### GOAL
Repeat, exactly and in full, the lines of the listing below, but without any pictures.

::::

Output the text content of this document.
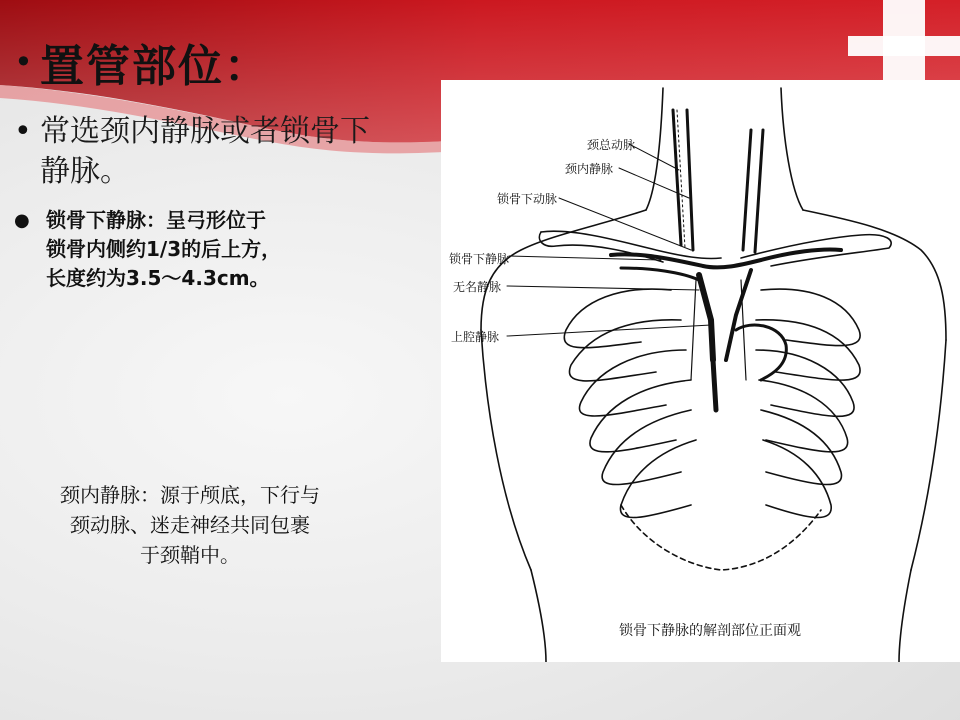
• 置管部位：
• 常选颈内静脉或者锁骨下静脉。
● 锁骨下静脉：呈弓形位于
锁骨内侧约1/3的后上方，
长度约为3.5～4.3cm。
颈内静脉：源于颅底，下行与
颈动脉、迷走神经共同包裹
于颈鞘中。
颈总动脉
颈内静脉
锁骨下动脉
锁骨下静脉
无名静脉
上腔静脉
锁骨下静脉的解剖部位正面观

::::

### WRITTEN RESPONSE
Output the text content of this document.
• 置管部位：
• 常选颈内静脉或者锁骨下静脉。
● 锁骨下静脉：呈弓形位于
锁骨内侧约1/3的后上方，
长度约为3.5～4.3cm。
颈内静脉：源于颅底，下行与
颈动脉、迷走神经共同包裹
于颈鞘中。
颈总动脉
颈内静脉
锁骨下动脉
锁骨下静脉
无名静脉
上腔静脉
锁骨下静脉的解剖部位正面观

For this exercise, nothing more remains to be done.